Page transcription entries
%%

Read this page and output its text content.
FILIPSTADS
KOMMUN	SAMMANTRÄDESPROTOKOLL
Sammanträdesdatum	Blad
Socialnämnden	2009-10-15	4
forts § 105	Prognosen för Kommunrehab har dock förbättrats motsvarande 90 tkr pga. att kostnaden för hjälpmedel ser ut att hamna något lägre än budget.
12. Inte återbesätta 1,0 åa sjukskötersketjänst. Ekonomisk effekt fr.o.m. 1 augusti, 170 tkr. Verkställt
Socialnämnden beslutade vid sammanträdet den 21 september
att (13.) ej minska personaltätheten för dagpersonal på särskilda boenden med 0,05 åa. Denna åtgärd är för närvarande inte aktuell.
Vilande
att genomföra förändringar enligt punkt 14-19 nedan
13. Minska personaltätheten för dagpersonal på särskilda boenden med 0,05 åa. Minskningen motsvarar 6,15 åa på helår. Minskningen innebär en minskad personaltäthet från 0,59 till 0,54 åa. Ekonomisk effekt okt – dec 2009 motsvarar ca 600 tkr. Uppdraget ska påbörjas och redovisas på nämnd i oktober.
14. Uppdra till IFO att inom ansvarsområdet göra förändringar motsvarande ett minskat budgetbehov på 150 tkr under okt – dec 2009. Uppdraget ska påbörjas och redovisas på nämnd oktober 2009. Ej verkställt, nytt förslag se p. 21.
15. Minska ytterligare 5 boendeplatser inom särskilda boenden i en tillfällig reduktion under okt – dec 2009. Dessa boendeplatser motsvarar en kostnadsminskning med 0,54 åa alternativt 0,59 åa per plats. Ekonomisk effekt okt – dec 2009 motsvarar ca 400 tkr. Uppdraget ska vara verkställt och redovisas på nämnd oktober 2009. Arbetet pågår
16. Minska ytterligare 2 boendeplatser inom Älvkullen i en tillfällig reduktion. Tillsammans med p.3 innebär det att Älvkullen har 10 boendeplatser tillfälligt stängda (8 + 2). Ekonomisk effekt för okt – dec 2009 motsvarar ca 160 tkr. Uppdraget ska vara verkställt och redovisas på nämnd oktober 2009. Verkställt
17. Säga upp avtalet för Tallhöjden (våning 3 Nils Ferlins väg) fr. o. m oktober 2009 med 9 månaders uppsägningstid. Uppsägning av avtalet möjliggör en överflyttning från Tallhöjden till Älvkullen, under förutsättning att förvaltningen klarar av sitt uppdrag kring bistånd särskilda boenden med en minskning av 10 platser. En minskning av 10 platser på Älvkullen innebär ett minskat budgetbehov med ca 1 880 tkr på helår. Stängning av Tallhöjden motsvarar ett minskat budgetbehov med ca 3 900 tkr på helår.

%%

Provide the number of lines in the records above that contain the word "förändringar", with no additional words.

### Answer space:
2